Your task
How many of the lines below hold the word "content"? Answer only with the number.

######

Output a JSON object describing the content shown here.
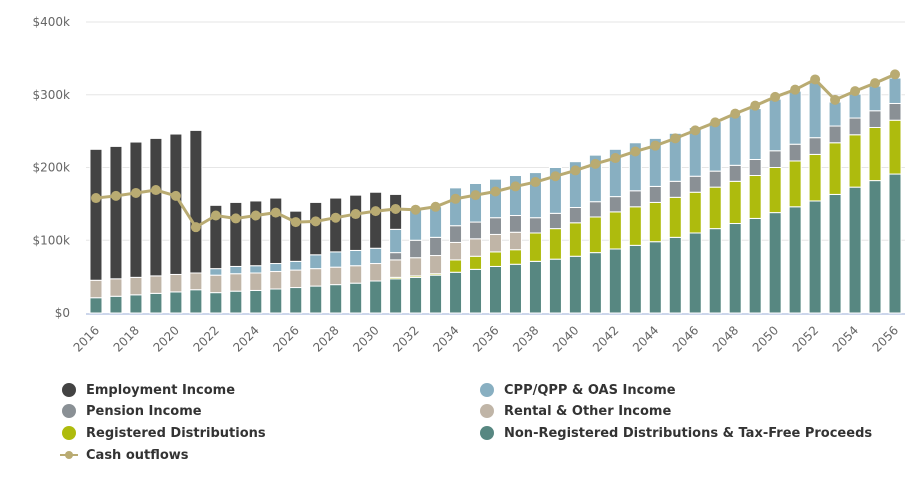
{
  "chart_data": {
    "type": "bar",
    "stacked": true,
    "title": "",
    "xlabel": "",
    "ylabel": "",
    "ylim": [
      0,
      400000
    ],
    "yticks": [
      {
        "value": 0,
        "label": "$0"
      },
      {
        "value": 100000,
        "label": "$100k"
      },
      {
        "value": 200000,
        "label": "$200k"
      },
      {
        "value": 300000,
        "label": "$300k"
      },
      {
        "value": 400000,
        "label": "$400k"
      }
    ],
    "grid": true,
    "legend_position": "bottom",
    "categories": [
      "2016",
      "2017",
      "2018",
      "2019",
      "2020",
      "2021",
      "2022",
      "2023",
      "2024",
      "2025",
      "2026",
      "2027",
      "2028",
      "2029",
      "2030",
      "2031",
      "2032",
      "2033",
      "2034",
      "2035",
      "2036",
      "2037",
      "2038",
      "2039",
      "2040",
      "2041",
      "2042",
      "2043",
      "2044",
      "2045",
      "2046",
      "2047",
      "2048",
      "2049",
      "2050",
      "2051",
      "2052",
      "2053",
      "2054",
      "2055",
      "2056"
    ],
    "xtick_labels": [
      "2016",
      "2018",
      "2020",
      "2022",
      "2024",
      "2026",
      "2028",
      "2030",
      "2032",
      "2034",
      "2036",
      "2038",
      "2040",
      "2042",
      "2044",
      "2046",
      "2048",
      "2050",
      "2052",
      "2054",
      "2056"
    ],
    "series": [
      {
        "name": "Non-Registered Distributions & Tax-Free Proceeds",
        "color": "#578781",
        "type": "bar",
        "values": [
          21000,
          23000,
          25000,
          27000,
          29000,
          32000,
          28000,
          30000,
          31000,
          33000,
          35000,
          37000,
          39000,
          41000,
          44000,
          47000,
          49000,
          52000,
          56000,
          60000,
          64000,
          67000,
          71000,
          74000,
          78000,
          83000,
          88000,
          93000,
          98000,
          104000,
          110000,
          116000,
          123000,
          130000,
          138000,
          146000,
          154000,
          163000,
          173000,
          182000,
          191000
        ]
      },
      {
        "name": "Registered Distributions",
        "color": "#aebb0d",
        "type": "bar",
        "values": [
          0,
          0,
          0,
          0,
          0,
          0,
          0,
          0,
          0,
          0,
          0,
          0,
          0,
          0,
          0,
          2000,
          2000,
          2000,
          17000,
          18000,
          20000,
          20000,
          39000,
          42000,
          46000,
          49000,
          51000,
          53000,
          54000,
          55000,
          56000,
          57000,
          58000,
          59000,
          62000,
          63000,
          64000,
          71000,
          72000,
          73000,
          74000
        ]
      },
      {
        "name": "Rental & Other Income",
        "color": "#c0b5a7",
        "type": "bar",
        "values": [
          24000,
          24000,
          24000,
          24000,
          24000,
          23000,
          24000,
          24000,
          24000,
          24000,
          24000,
          24000,
          24000,
          24000,
          24000,
          24000,
          25000,
          25000,
          24000,
          24000,
          24000,
          24000,
          0,
          0,
          0,
          0,
          0,
          0,
          0,
          0,
          0,
          0,
          0,
          0,
          0,
          0,
          0,
          0,
          0,
          0,
          0
        ]
      },
      {
        "name": "Pension Income",
        "color": "#8a9095",
        "type": "bar",
        "values": [
          0,
          0,
          0,
          0,
          0,
          0,
          0,
          0,
          0,
          0,
          0,
          0,
          0,
          0,
          0,
          10000,
          24000,
          25000,
          23000,
          23000,
          23000,
          23000,
          21000,
          21000,
          21000,
          21000,
          21000,
          22000,
          22000,
          22000,
          22000,
          22000,
          22000,
          22000,
          23000,
          23000,
          23000,
          23000,
          23000,
          23000,
          23000
        ]
      },
      {
        "name": "CPP/QPP & OAS Income",
        "color": "#88afc1",
        "type": "bar",
        "values": [
          0,
          0,
          0,
          0,
          0,
          0,
          9000,
          10000,
          10000,
          11000,
          12000,
          19000,
          21000,
          21000,
          21000,
          32000,
          42000,
          42000,
          52000,
          53000,
          53000,
          55000,
          62000,
          63000,
          63000,
          64000,
          65000,
          66000,
          66000,
          66000,
          67000,
          68000,
          69000,
          70000,
          71000,
          73000,
          76000,
          33000,
          33000,
          34000,
          35000
        ]
      },
      {
        "name": "Employment Income",
        "color": "#434343",
        "type": "bar",
        "values": [
          180000,
          182000,
          186000,
          189000,
          193000,
          196000,
          87000,
          88000,
          89000,
          90000,
          69000,
          72000,
          74000,
          76000,
          77000,
          48000,
          0,
          0,
          0,
          0,
          0,
          0,
          0,
          0,
          0,
          0,
          0,
          0,
          0,
          0,
          0,
          0,
          0,
          0,
          0,
          0,
          0,
          0,
          0,
          0,
          0
        ]
      },
      {
        "name": "Cash outflows",
        "color": "#b9ab72",
        "type": "line",
        "values": [
          158000,
          161000,
          165000,
          169000,
          161000,
          118000,
          134000,
          130000,
          134000,
          138000,
          125000,
          126000,
          131000,
          136000,
          140000,
          143000,
          142000,
          146000,
          157000,
          162000,
          167000,
          174000,
          180000,
          188000,
          196000,
          205000,
          213000,
          222000,
          230000,
          240000,
          251000,
          262000,
          274000,
          285000,
          297000,
          307000,
          321000,
          293000,
          305000,
          316000,
          328000
        ]
      }
    ]
  },
  "legend": {
    "items": [
      {
        "label": "Employment Income",
        "color": "#434343",
        "marker": "dot"
      },
      {
        "label": "CPP/QPP & OAS Income",
        "color": "#88afc1",
        "marker": "dot"
      },
      {
        "label": "Pension Income",
        "color": "#8a9095",
        "marker": "dot"
      },
      {
        "label": "Rental & Other Income",
        "color": "#c0b5a7",
        "marker": "dot"
      },
      {
        "label": "Registered Distributions",
        "color": "#aebb0d",
        "marker": "dot"
      },
      {
        "label": "Non-Registered Distributions & Tax-Free Proceeds",
        "color": "#578781",
        "marker": "dot"
      },
      {
        "label": "Cash outflows",
        "color": "#b9ab72",
        "marker": "line"
      }
    ]
  }
}
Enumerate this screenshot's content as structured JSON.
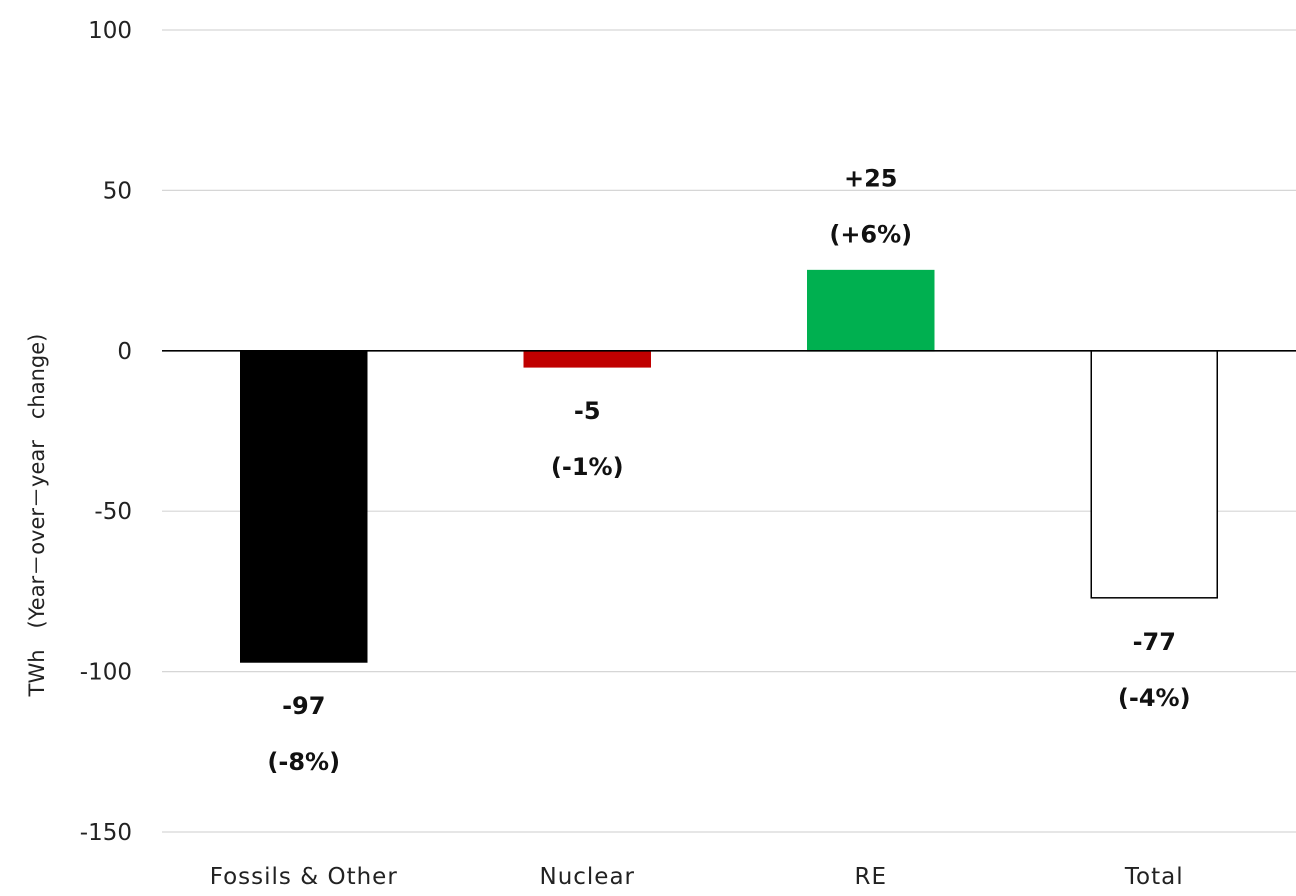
{
  "chart_data": {
    "type": "bar",
    "title": "",
    "xlabel": "",
    "ylabel": "TWh　(Year－over－year　change)",
    "ylim": [
      -150,
      100
    ],
    "yticks": [
      100,
      50,
      0,
      -50,
      -100,
      -150
    ],
    "grid": true,
    "legend": "none",
    "categories": [
      "Fossils & Other",
      "Nuclear",
      "RE",
      "Total"
    ],
    "values": [
      -97,
      -5,
      25,
      -77
    ],
    "colors": [
      "#000000",
      "#c00000",
      "#00b050",
      "#ffffff"
    ],
    "outline_colors": [
      "#000000",
      "#c00000",
      "#00b050",
      "#000000"
    ],
    "data_labels": [
      [
        "-97",
        "(-8%)"
      ],
      [
        "-5",
        "(-1%)"
      ],
      [
        "+25",
        "(+6%)"
      ],
      [
        "-77",
        "(-4%)"
      ]
    ]
  }
}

######

Exercise result
2